Extract provided:
==*==

Rollo seduces Bertha, and when she later discovers she is pregnant, she leaves her employment without telling anyone of her condition. Her child is given to a wealthy family, and she sometimes learns about him from one of the family's servants. She is told the boy plays the piano, and that his parents are sending him to Europe to study music. He was inspired to be a musician because of a concertina Bertha anonymously sent to her son.

Bertha learns her son will be playing at Carnegie Hall. She buys a standing-room ticket and is able to see and hear her handsome son play the piano. At the end of the film, Bertha is too old to work as a servant anymore. She goes into a bakery run by a kind widower, who asks her to live in his home and care for his motherless children.

==Cast==
- Winifred Westover as Betha
- Dorothy Janis as Chita (credited as Dorothy King)
- Lydia Yeamans Titus as Annie Wennerberg
- Ida Darling as Mrs. Farley
- Ben Lyon as Rollo Farley
- Myrta Bonillas as Veronica Neidringhous
- Cosmo Kyrle Bellew as John Bixby
- Anita Bellew as Mrs. John Bixby
- Robert Ullman as Paul Bixby
- Clara Langsner as Mrs. Wallenstein Sr.

==*==

Information provided:
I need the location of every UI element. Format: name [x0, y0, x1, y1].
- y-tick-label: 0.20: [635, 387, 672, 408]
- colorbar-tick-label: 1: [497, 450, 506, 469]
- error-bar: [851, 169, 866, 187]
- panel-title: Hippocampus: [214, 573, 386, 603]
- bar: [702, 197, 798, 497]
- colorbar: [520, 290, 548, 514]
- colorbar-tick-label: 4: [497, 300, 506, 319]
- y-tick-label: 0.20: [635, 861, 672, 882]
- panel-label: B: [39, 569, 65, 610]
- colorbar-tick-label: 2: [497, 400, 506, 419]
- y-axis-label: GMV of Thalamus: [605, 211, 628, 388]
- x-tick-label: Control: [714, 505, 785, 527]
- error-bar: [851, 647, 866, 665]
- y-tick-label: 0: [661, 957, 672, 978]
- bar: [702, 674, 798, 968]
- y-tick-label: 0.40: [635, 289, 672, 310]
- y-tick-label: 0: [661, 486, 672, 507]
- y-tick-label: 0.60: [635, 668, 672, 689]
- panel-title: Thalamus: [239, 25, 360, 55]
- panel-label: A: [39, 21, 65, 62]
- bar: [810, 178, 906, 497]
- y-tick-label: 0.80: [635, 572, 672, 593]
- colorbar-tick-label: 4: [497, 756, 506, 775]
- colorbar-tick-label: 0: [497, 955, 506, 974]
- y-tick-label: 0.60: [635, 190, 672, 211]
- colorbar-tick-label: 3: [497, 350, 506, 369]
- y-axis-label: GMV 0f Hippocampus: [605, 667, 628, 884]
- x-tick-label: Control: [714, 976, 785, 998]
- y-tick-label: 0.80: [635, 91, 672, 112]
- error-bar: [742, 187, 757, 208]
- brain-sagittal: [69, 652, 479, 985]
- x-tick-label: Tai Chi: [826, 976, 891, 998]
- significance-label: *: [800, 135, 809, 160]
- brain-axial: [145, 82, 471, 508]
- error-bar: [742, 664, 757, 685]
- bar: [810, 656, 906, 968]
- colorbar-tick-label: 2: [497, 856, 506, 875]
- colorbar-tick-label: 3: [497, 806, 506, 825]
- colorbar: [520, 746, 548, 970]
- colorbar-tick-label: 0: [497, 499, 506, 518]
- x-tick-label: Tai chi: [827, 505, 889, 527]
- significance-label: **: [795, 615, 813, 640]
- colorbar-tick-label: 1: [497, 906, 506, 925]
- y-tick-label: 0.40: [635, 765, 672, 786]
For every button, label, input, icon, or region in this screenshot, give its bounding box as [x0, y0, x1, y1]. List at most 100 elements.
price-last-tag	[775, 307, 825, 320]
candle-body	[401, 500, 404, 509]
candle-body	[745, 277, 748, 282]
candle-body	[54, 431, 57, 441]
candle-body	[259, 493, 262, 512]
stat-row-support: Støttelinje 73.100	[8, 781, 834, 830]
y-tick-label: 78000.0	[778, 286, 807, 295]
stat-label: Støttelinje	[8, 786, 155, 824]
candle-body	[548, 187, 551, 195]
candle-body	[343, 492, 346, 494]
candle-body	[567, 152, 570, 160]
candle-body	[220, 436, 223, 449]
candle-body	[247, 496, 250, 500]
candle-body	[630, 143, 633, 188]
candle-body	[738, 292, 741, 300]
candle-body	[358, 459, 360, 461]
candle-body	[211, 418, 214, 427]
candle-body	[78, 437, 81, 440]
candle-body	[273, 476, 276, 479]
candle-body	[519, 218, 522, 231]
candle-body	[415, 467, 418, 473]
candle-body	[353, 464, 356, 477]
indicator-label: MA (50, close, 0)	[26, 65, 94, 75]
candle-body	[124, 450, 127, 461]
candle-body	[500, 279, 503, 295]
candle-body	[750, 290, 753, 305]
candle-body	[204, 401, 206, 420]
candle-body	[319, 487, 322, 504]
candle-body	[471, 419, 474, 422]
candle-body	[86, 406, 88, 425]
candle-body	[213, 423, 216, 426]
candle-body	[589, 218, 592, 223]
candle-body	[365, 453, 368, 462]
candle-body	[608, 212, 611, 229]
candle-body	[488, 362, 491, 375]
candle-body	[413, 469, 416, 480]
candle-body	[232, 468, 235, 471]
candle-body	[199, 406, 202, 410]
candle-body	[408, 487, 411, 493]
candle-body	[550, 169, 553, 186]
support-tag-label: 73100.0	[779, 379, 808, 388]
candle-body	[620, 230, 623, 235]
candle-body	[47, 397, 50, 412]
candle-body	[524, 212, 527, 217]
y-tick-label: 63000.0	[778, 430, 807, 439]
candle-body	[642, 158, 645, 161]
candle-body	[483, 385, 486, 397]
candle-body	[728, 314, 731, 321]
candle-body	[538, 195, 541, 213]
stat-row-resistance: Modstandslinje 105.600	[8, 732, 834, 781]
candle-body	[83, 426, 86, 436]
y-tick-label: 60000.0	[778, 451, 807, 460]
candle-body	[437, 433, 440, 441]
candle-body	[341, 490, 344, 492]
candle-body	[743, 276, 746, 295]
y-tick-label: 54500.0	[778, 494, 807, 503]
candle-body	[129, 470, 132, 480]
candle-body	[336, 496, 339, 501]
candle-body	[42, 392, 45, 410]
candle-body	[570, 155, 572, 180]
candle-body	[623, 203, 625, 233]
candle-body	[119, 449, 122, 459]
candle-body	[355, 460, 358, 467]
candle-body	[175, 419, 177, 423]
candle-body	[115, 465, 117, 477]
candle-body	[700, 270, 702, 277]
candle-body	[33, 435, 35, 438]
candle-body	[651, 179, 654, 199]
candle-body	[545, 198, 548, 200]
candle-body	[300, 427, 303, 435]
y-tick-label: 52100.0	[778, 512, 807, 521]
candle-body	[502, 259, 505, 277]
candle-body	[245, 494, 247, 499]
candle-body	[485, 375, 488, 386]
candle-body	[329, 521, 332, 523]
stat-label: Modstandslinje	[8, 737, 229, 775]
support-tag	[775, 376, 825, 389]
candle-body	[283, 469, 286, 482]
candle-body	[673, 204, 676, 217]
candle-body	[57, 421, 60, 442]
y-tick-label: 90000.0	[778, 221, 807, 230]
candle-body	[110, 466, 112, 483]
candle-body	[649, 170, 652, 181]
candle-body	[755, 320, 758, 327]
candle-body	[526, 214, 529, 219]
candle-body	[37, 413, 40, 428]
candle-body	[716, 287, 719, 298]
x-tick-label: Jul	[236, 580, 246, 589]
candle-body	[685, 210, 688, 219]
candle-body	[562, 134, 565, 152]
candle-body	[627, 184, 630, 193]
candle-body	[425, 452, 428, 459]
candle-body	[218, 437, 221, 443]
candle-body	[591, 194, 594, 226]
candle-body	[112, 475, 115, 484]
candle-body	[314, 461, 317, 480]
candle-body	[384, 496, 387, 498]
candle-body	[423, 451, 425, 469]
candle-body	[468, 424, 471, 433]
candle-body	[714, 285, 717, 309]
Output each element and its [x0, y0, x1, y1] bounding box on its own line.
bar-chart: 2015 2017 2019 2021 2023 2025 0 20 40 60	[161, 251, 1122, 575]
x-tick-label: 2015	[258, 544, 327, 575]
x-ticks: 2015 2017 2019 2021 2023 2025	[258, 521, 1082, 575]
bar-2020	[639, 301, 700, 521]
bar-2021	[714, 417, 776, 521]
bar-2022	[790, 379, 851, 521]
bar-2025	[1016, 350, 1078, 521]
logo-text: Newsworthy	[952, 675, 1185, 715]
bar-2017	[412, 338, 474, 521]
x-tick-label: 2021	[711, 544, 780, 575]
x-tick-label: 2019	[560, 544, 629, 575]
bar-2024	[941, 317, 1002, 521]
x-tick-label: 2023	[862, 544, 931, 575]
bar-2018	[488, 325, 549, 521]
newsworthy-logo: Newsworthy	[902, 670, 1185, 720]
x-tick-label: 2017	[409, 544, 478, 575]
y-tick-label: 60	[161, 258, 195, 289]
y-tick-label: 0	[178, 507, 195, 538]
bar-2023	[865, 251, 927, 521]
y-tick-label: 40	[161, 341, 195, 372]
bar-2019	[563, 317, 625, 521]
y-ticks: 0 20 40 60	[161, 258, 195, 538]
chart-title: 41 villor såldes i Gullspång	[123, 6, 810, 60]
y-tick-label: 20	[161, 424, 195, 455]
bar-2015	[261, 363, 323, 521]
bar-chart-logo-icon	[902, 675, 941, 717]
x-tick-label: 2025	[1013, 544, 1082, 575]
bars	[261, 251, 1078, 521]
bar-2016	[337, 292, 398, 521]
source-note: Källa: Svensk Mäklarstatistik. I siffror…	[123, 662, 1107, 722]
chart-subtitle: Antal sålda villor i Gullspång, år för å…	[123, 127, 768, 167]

==*==

What to work on:
A. In the film synopsis, copy the passage starting with "Rollo seduces Bertha, and" and going on through "to her son.", swapping "concertina" for "harmonica".
B. According to the film synopsis, what inspired Bertha's son to become a musician?

Answers for this exercise:
A.
Rollo seduces Bertha, and when she later discovers she is pregnant, she leaves her employment without telling anyone of her condition. Her child is given to a wealthy family, and she sometimes learns about him from one of the family's servants. She is told the boy plays the piano, and that his parents are sending him to Europe to study music. He was inspired to be a musician because of a harmonica Bertha anonymously sent to her son.

B. He was inspired by a concertina that Bertha sent him anonymously.